| Exercise inputs |
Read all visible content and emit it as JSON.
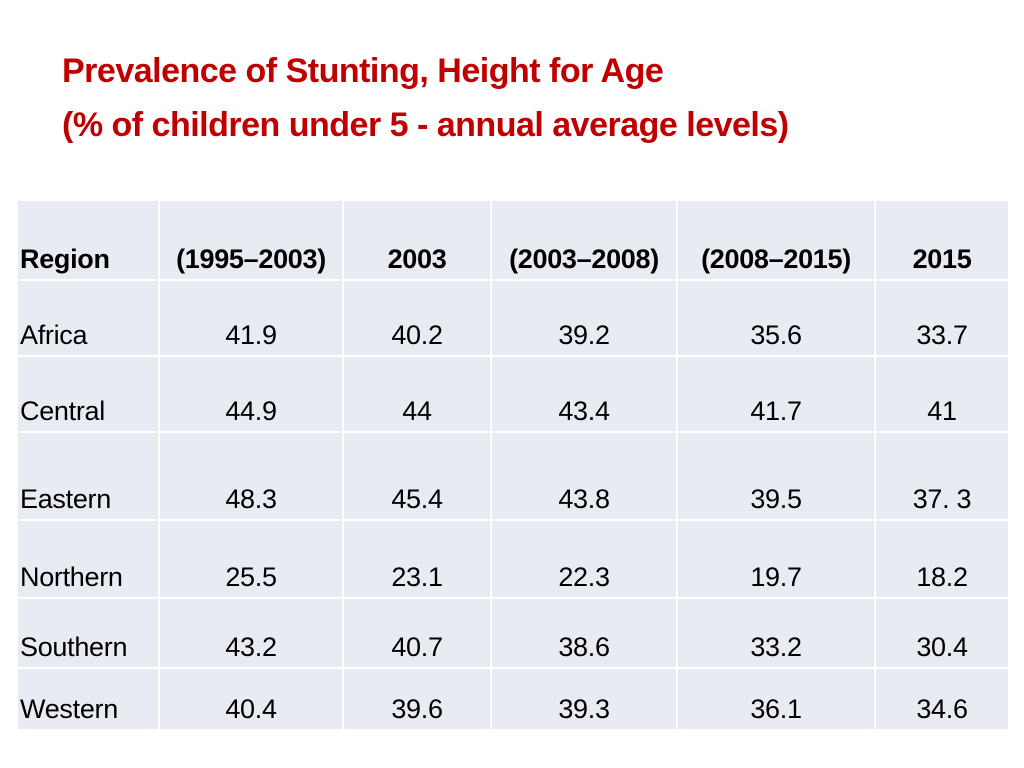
{
  "title": {
    "line1": "Prevalence of Stunting, Height for Age",
    "line2": "(% of children under 5 - annual average levels)"
  },
  "table": {
    "headers": [
      "Region",
      "(1995–2003)",
      "2003",
      "(2003–2008)",
      "(2008–2015)",
      "2015"
    ],
    "rows": [
      {
        "region": "Africa",
        "values": [
          "41.9",
          "40.2",
          "39.2",
          "35.6",
          "33.7"
        ]
      },
      {
        "region": "Central",
        "values": [
          "44.9",
          "44",
          "43.4",
          "41.7",
          "41"
        ]
      },
      {
        "region": "Eastern",
        "values": [
          "48.3",
          "45.4",
          "43.8",
          "39.5",
          "37. 3"
        ]
      },
      {
        "region": "Northern",
        "values": [
          "25.5",
          "23.1",
          "22.3",
          "19.7",
          "18.2"
        ]
      },
      {
        "region": "Southern",
        "values": [
          "43.2",
          "40.7",
          "38.6",
          "33.2",
          "30.4"
        ]
      },
      {
        "region": "Western",
        "values": [
          "40.4",
          "39.6",
          "39.3",
          "36.1",
          "34.6"
        ]
      }
    ]
  },
  "colors": {
    "title": "#c00000",
    "cell_background": "#e9ebf3",
    "grid_lines": "#ffffff"
  }
}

| Required work |
Every entry must be transcribed exactly. Pictures do not belong in the copy.

| Result for this task |
Read all visible content and emit it as JSON.
{
  "title": {
    "line1": "Prevalence of Stunting, Height for Age",
    "line2": "(% of children under 5 - annual average levels)"
  },
  "table": {
    "headers": [
      "Region",
      "(1995–2003)",
      "2003",
      "(2003–2008)",
      "(2008–2015)",
      "2015"
    ],
    "rows": [
      {
        "region": "Africa",
        "values": [
          "41.9",
          "40.2",
          "39.2",
          "35.6",
          "33.7"
        ]
      },
      {
        "region": "Central",
        "values": [
          "44.9",
          "44",
          "43.4",
          "41.7",
          "41"
        ]
      },
      {
        "region": "Eastern",
        "values": [
          "48.3",
          "45.4",
          "43.8",
          "39.5",
          "37. 3"
        ]
      },
      {
        "region": "Northern",
        "values": [
          "25.5",
          "23.1",
          "22.3",
          "19.7",
          "18.2"
        ]
      },
      {
        "region": "Southern",
        "values": [
          "43.2",
          "40.7",
          "38.6",
          "33.2",
          "30.4"
        ]
      },
      {
        "region": "Western",
        "values": [
          "40.4",
          "39.6",
          "39.3",
          "36.1",
          "34.6"
        ]
      }
    ]
  },
  "colors": {
    "title": "#c00000",
    "cell_background": "#e9ebf3",
    "grid_lines": "#ffffff"
  }
}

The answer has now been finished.